**Short exercise**
Output every entry exactly as given.
**** Records shown ****
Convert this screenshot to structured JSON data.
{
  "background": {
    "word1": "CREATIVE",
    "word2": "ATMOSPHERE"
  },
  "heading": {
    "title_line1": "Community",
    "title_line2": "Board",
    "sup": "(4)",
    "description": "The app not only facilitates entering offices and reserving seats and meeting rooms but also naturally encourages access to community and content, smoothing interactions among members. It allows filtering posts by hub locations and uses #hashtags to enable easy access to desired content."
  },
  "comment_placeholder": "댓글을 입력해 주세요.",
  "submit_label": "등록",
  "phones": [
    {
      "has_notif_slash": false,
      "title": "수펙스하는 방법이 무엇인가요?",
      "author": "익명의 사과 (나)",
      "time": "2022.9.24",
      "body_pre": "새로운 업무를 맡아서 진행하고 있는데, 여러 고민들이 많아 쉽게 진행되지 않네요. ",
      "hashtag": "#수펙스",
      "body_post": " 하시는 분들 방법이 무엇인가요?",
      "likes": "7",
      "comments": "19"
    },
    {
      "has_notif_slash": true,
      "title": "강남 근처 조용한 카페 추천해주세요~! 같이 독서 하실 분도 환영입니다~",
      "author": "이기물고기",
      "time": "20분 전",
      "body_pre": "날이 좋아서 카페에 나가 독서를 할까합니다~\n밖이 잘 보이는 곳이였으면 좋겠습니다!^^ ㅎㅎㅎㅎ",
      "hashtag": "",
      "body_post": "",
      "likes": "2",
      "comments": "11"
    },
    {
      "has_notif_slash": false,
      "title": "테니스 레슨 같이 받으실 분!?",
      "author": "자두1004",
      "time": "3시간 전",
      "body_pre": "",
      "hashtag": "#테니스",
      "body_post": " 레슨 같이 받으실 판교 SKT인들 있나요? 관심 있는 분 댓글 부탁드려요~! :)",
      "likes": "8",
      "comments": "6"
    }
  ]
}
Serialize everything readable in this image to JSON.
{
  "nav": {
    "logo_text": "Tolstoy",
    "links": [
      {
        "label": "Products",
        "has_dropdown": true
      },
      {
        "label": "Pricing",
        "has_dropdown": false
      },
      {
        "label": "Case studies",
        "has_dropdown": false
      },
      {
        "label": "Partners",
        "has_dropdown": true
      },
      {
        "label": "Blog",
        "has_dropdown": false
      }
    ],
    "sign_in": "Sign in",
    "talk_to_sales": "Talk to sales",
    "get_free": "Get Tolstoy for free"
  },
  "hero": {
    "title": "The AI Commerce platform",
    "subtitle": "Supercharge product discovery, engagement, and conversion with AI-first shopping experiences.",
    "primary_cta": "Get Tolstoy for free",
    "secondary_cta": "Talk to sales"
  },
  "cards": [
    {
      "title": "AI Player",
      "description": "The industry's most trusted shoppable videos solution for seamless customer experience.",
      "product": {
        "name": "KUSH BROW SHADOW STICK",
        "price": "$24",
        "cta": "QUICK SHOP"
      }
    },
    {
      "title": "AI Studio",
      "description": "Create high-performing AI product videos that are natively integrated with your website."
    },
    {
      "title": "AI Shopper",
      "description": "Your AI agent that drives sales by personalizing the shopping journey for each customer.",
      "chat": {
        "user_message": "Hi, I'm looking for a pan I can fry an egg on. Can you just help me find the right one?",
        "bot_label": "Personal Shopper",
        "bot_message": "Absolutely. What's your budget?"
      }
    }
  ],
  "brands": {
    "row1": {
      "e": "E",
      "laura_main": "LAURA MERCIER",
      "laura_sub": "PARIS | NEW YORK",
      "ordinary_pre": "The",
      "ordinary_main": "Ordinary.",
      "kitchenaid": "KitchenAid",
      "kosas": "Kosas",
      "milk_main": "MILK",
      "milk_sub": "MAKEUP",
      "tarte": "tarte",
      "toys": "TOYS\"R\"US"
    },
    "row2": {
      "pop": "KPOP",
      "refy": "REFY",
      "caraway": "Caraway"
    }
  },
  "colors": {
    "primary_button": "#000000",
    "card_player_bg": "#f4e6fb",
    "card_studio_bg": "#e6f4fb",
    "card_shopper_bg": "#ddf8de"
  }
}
****
**Finished task**
Convert this screenshot to structured JSON data.
{
  "background": {
    "word1": "CREATIVE",
    "word2": "ATMOSPHERE"
  },
  "heading": {
    "title_line1": "Community",
    "title_line2": "Board",
    "sup": "(4)",
    "description": "The app not only facilitates entering offices and reserving seats and meeting rooms but also naturally encourages access to community and content, smoothing interactions among members. It allows filtering posts by hub locations and uses #hashtags to enable easy access to desired content."
  },
  "comment_placeholder": "댓글을 입력해 주세요.",
  "submit_label": "등록",
  "phones": [
    {
      "has_notif_slash": false,
      "title": "수펙스하는 방법이 무엇인가요?",
      "author": "익명의 사과 (나)",
      "time": "2022.9.24",
      "body_pre": "새로운 업무를 맡아서 진행하고 있는데, 여러 고민들이 많아 쉽게 진행되지 않네요. ",
      "hashtag": "#수펙스",
      "body_post": " 하시는 분들 방법이 무엇인가요?",
      "likes": "7",
      "comments": "19"
    },
    {
      "has_notif_slash": true,
      "title": "강남 근처 조용한 카페 추천해주세요~! 같이 독서 하실 분도 환영입니다~",
      "author": "이기물고기",
      "time": "20분 전",
      "body_pre": "날이 좋아서 카페에 나가 독서를 할까합니다~\n밖이 잘 보이는 곳이였으면 좋겠습니다!^^ ㅎㅎㅎㅎ",
      "hashtag": "",
      "body_post": "",
      "likes": "2",
      "comments": "11"
    },
    {
      "has_notif_slash": false,
      "title": "테니스 레슨 같이 받으실 분!?",
      "author": "자두1004",
      "time": "3시간 전",
      "body_pre": "",
      "hashtag": "#테니스",
      "body_post": " 레슨 같이 받으실 판교 SKT인들 있나요? 관심 있는 분 댓글 부탁드려요~! :)",
      "likes": "8",
      "comments": "6"
    }
  ]
}
Serialize everything readable in this image to JSON.
{
  "nav": {
    "logo_text": "Tolstoy",
    "links": [
      {
        "label": "Products",
        "has_dropdown": true
      },
      {
        "label": "Pricing",
        "has_dropdown": false
      },
      {
        "label": "Case studies",
        "has_dropdown": false
      },
      {
        "label": "Partners",
        "has_dropdown": true
      },
      {
        "label": "Blog",
        "has_dropdown": false
      }
    ],
    "sign_in": "Sign in",
    "talk_to_sales": "Talk to sales",
    "get_free": "Get Tolstoy for free"
  },
  "hero": {
    "title": "The AI Commerce platform",
    "subtitle": "Supercharge product discovery, engagement, and conversion with AI-first shopping experiences.",
    "primary_cta": "Get Tolstoy for free",
    "secondary_cta": "Talk to sales"
  },
  "cards": [
    {
      "title": "AI Player",
      "description": "The industry's most trusted shoppable videos solution for seamless customer experience.",
      "product": {
        "name": "KUSH BROW SHADOW STICK",
        "price": "$24",
        "cta": "QUICK SHOP"
      }
    },
    {
      "title": "AI Studio",
      "description": "Create high-performing AI product videos that are natively integrated with your website."
    },
    {
      "title": "AI Shopper",
      "description": "Your AI agent that drives sales by personalizing the shopping journey for each customer.",
      "chat": {
        "user_message": "Hi, I'm looking for a pan I can fry an egg on. Can you just help me find the right one?",
        "bot_label": "Personal Shopper",
        "bot_message": "Absolutely. What's your budget?"
      }
    }
  ],
  "brands": {
    "row1": {
      "e": "E",
      "laura_main": "LAURA MERCIER",
      "laura_sub": "PARIS | NEW YORK",
      "ordinary_pre": "The",
      "ordinary_main": "Ordinary.",
      "kitchenaid": "KitchenAid",
      "kosas": "Kosas",
      "milk_main": "MILK",
      "milk_sub": "MAKEUP",
      "tarte": "tarte",
      "toys": "TOYS\"R\"US"
    },
    "row2": {
      "pop": "KPOP",
      "refy": "REFY",
      "caraway": "Caraway"
    }
  },
  "colors": {
    "primary_button": "#000000",
    "card_player_bg": "#f4e6fb",
    "card_studio_bg": "#e6f4fb",
    "card_shopper_bg": "#ddf8de"
  }
}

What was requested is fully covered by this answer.